### Exercise aim
It is required that all of the data be written out exactly.
-- start --
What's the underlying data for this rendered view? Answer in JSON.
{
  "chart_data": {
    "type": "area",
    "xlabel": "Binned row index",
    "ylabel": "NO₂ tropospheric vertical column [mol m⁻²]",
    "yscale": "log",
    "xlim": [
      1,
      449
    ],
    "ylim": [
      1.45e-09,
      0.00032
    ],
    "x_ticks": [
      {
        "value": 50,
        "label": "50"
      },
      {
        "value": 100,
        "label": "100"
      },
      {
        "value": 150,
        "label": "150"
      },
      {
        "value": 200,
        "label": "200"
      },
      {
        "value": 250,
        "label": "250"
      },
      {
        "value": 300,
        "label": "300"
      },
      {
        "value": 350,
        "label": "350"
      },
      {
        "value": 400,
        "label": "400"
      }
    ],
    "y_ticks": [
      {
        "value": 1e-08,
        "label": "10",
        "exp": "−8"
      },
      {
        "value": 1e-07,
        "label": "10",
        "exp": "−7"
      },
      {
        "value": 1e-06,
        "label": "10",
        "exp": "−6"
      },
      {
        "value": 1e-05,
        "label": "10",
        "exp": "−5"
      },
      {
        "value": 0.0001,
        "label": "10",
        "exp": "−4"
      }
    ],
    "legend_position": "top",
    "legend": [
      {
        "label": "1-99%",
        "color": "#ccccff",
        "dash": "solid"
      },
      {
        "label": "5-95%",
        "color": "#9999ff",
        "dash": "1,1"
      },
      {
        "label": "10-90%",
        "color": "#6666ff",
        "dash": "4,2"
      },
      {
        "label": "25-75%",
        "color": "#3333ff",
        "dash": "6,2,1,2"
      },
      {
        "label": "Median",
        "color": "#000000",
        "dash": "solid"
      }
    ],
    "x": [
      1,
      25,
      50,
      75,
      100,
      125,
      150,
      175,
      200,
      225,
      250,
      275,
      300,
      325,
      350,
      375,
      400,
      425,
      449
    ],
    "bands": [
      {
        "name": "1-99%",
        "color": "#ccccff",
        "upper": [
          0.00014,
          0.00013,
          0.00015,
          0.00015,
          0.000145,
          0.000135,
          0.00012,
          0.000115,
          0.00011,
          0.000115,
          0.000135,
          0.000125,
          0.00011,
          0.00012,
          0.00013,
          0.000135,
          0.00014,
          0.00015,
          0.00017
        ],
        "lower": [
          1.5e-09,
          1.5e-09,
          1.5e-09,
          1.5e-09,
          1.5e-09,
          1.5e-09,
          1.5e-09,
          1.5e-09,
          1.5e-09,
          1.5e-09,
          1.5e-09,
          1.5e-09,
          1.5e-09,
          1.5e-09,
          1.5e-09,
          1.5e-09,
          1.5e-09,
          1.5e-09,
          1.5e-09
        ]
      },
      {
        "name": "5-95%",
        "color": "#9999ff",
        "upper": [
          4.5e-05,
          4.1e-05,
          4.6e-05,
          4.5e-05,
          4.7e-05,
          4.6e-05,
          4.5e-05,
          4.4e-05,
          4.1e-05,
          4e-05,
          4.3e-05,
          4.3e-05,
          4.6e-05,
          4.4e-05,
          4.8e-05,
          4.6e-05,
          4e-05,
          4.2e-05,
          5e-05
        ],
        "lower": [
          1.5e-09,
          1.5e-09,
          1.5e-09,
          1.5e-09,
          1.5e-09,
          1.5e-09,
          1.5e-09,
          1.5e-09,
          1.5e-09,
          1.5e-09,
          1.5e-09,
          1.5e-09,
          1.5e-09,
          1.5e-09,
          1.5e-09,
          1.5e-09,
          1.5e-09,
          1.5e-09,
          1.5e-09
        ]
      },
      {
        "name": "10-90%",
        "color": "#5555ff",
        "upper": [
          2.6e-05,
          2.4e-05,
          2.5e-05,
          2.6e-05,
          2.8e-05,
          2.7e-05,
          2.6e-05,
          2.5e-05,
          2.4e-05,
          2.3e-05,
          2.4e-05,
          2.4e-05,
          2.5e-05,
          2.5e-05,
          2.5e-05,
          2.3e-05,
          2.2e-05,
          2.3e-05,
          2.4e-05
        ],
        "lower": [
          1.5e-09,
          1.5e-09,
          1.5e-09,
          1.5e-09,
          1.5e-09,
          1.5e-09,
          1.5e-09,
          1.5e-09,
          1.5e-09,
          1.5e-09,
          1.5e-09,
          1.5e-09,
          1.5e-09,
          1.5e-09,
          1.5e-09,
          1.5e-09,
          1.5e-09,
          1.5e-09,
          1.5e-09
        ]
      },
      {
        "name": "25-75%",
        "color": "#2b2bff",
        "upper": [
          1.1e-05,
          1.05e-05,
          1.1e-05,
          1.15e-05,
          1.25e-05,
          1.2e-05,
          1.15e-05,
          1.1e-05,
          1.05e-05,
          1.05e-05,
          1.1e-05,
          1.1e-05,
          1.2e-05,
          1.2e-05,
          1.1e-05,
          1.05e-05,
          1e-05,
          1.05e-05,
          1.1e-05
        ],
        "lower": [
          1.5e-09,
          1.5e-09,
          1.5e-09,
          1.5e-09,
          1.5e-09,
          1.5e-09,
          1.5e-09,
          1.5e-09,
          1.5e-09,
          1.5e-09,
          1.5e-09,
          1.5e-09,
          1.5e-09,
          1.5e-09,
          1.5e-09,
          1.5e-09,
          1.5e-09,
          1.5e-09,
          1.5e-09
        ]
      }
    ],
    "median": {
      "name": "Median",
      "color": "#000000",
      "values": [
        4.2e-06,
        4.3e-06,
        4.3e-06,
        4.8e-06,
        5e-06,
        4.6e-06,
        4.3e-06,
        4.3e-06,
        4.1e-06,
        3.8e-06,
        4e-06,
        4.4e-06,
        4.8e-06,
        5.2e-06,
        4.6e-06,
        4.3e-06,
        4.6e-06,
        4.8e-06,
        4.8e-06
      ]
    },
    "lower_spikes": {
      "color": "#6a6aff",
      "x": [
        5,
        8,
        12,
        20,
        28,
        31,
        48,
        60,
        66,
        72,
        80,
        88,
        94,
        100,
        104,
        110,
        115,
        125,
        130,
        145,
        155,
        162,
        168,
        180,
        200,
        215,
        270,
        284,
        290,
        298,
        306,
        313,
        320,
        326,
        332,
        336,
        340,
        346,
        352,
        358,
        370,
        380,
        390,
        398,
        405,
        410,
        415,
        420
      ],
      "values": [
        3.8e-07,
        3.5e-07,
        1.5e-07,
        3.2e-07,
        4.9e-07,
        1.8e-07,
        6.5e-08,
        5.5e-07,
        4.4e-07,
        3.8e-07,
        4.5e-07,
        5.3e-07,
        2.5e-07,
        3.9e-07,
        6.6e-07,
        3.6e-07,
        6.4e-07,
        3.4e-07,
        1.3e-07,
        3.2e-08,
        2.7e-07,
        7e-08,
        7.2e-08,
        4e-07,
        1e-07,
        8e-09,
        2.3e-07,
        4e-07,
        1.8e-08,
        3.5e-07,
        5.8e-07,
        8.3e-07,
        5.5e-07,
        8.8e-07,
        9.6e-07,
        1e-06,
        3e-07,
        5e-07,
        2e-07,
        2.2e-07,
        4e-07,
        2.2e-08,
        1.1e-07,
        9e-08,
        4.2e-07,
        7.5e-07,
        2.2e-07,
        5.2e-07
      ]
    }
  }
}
-- end --
### Solution for this exercise
What's the underlying data for this rendered view? Answer in JSON.
{
  "chart_data": {
    "type": "area",
    "xlabel": "Binned row index",
    "ylabel": "NO₂ tropospheric vertical column [mol m⁻²]",
    "yscale": "log",
    "xlim": [
      1,
      449
    ],
    "ylim": [
      1.45e-09,
      0.00032
    ],
    "x_ticks": [
      {
        "value": 50,
        "label": "50"
      },
      {
        "value": 100,
        "label": "100"
      },
      {
        "value": 150,
        "label": "150"
      },
      {
        "value": 200,
        "label": "200"
      },
      {
        "value": 250,
        "label": "250"
      },
      {
        "value": 300,
        "label": "300"
      },
      {
        "value": 350,
        "label": "350"
      },
      {
        "value": 400,
        "label": "400"
      }
    ],
    "y_ticks": [
      {
        "value": 1e-08,
        "label": "10",
        "exp": "−8"
      },
      {
        "value": 1e-07,
        "label": "10",
        "exp": "−7"
      },
      {
        "value": 1e-06,
        "label": "10",
        "exp": "−6"
      },
      {
        "value": 1e-05,
        "label": "10",
        "exp": "−5"
      },
      {
        "value": 0.0001,
        "label": "10",
        "exp": "−4"
      }
    ],
    "legend_position": "top",
    "legend": [
      {
        "label": "1-99%",
        "color": "#ccccff",
        "dash": "solid"
      },
      {
        "label": "5-95%",
        "color": "#9999ff",
        "dash": "1,1"
      },
      {
        "label": "10-90%",
        "color": "#6666ff",
        "dash": "4,2"
      },
      {
        "label": "25-75%",
        "color": "#3333ff",
        "dash": "6,2,1,2"
      },
      {
        "label": "Median",
        "color": "#000000",
        "dash": "solid"
      }
    ],
    "x": [
      1,
      25,
      50,
      75,
      100,
      125,
      150,
      175,
      200,
      225,
      250,
      275,
      300,
      325,
      350,
      375,
      400,
      425,
      449
    ],
    "bands": [
      {
        "name": "1-99%",
        "color": "#ccccff",
        "upper": [
          0.00014,
          0.00013,
          0.00015,
          0.00015,
          0.000145,
          0.000135,
          0.00012,
          0.000115,
          0.00011,
          0.000115,
          0.000135,
          0.000125,
          0.00011,
          0.00012,
          0.00013,
          0.000135,
          0.00014,
          0.00015,
          0.00017
        ],
        "lower": [
          1.5e-09,
          1.5e-09,
          1.5e-09,
          1.5e-09,
          1.5e-09,
          1.5e-09,
          1.5e-09,
          1.5e-09,
          1.5e-09,
          1.5e-09,
          1.5e-09,
          1.5e-09,
          1.5e-09,
          1.5e-09,
          1.5e-09,
          1.5e-09,
          1.5e-09,
          1.5e-09,
          1.5e-09
        ]
      },
      {
        "name": "5-95%",
        "color": "#9999ff",
        "upper": [
          4.5e-05,
          4.1e-05,
          4.6e-05,
          4.5e-05,
          4.7e-05,
          4.6e-05,
          4.5e-05,
          4.4e-05,
          4.1e-05,
          4e-05,
          4.3e-05,
          4.3e-05,
          4.6e-05,
          4.4e-05,
          4.8e-05,
          4.6e-05,
          4e-05,
          4.2e-05,
          5e-05
        ],
        "lower": [
          1.5e-09,
          1.5e-09,
          1.5e-09,
          1.5e-09,
          1.5e-09,
          1.5e-09,
          1.5e-09,
          1.5e-09,
          1.5e-09,
          1.5e-09,
          1.5e-09,
          1.5e-09,
          1.5e-09,
          1.5e-09,
          1.5e-09,
          1.5e-09,
          1.5e-09,
          1.5e-09,
          1.5e-09
        ]
      },
      {
        "name": "10-90%",
        "color": "#5555ff",
        "upper": [
          2.6e-05,
          2.4e-05,
          2.5e-05,
          2.6e-05,
          2.8e-05,
          2.7e-05,
          2.6e-05,
          2.5e-05,
          2.4e-05,
          2.3e-05,
          2.4e-05,
          2.4e-05,
          2.5e-05,
          2.5e-05,
          2.5e-05,
          2.3e-05,
          2.2e-05,
          2.3e-05,
          2.4e-05
        ],
        "lower": [
          1.5e-09,
          1.5e-09,
          1.5e-09,
          1.5e-09,
          1.5e-09,
          1.5e-09,
          1.5e-09,
          1.5e-09,
          1.5e-09,
          1.5e-09,
          1.5e-09,
          1.5e-09,
          1.5e-09,
          1.5e-09,
          1.5e-09,
          1.5e-09,
          1.5e-09,
          1.5e-09,
          1.5e-09
        ]
      },
      {
        "name": "25-75%",
        "color": "#2b2bff",
        "upper": [
          1.1e-05,
          1.05e-05,
          1.1e-05,
          1.15e-05,
          1.25e-05,
          1.2e-05,
          1.15e-05,
          1.1e-05,
          1.05e-05,
          1.05e-05,
          1.1e-05,
          1.1e-05,
          1.2e-05,
          1.2e-05,
          1.1e-05,
          1.05e-05,
          1e-05,
          1.05e-05,
          1.1e-05
        ],
        "lower": [
          1.5e-09,
          1.5e-09,
          1.5e-09,
          1.5e-09,
          1.5e-09,
          1.5e-09,
          1.5e-09,
          1.5e-09,
          1.5e-09,
          1.5e-09,
          1.5e-09,
          1.5e-09,
          1.5e-09,
          1.5e-09,
          1.5e-09,
          1.5e-09,
          1.5e-09,
          1.5e-09,
          1.5e-09
        ]
      }
    ],
    "median": {
      "name": "Median",
      "color": "#000000",
      "values": [
        4.2e-06,
        4.3e-06,
        4.3e-06,
        4.8e-06,
        5e-06,
        4.6e-06,
        4.3e-06,
        4.3e-06,
        4.1e-06,
        3.8e-06,
        4e-06,
        4.4e-06,
        4.8e-06,
        5.2e-06,
        4.6e-06,
        4.3e-06,
        4.6e-06,
        4.8e-06,
        4.8e-06
      ]
    },
    "lower_spikes": {
      "color": "#6a6aff",
      "x": [
        5,
        8,
        12,
        20,
        28,
        31,
        48,
        60,
        66,
        72,
        80,
        88,
        94,
        100,
        104,
        110,
        115,
        125,
        130,
        145,
        155,
        162,
        168,
        180,
        200,
        215,
        270,
        284,
        290,
        298,
        306,
        313,
        320,
        326,
        332,
        336,
        340,
        346,
        352,
        358,
        370,
        380,
        390,
        398,
        405,
        410,
        415,
        420
      ],
      "values": [
        3.8e-07,
        3.5e-07,
        1.5e-07,
        3.2e-07,
        4.9e-07,
        1.8e-07,
        6.5e-08,
        5.5e-07,
        4.4e-07,
        3.8e-07,
        4.5e-07,
        5.3e-07,
        2.5e-07,
        3.9e-07,
        6.6e-07,
        3.6e-07,
        6.4e-07,
        3.4e-07,
        1.3e-07,
        3.2e-08,
        2.7e-07,
        7e-08,
        7.2e-08,
        4e-07,
        1e-07,
        8e-09,
        2.3e-07,
        4e-07,
        1.8e-08,
        3.5e-07,
        5.8e-07,
        8.3e-07,
        5.5e-07,
        8.8e-07,
        9.6e-07,
        1e-06,
        3e-07,
        5e-07,
        2e-07,
        2.2e-07,
        4e-07,
        2.2e-08,
        1.1e-07,
        9e-08,
        4.2e-07,
        7.5e-07,
        2.2e-07,
        5.2e-07
      ]
    }
  }
}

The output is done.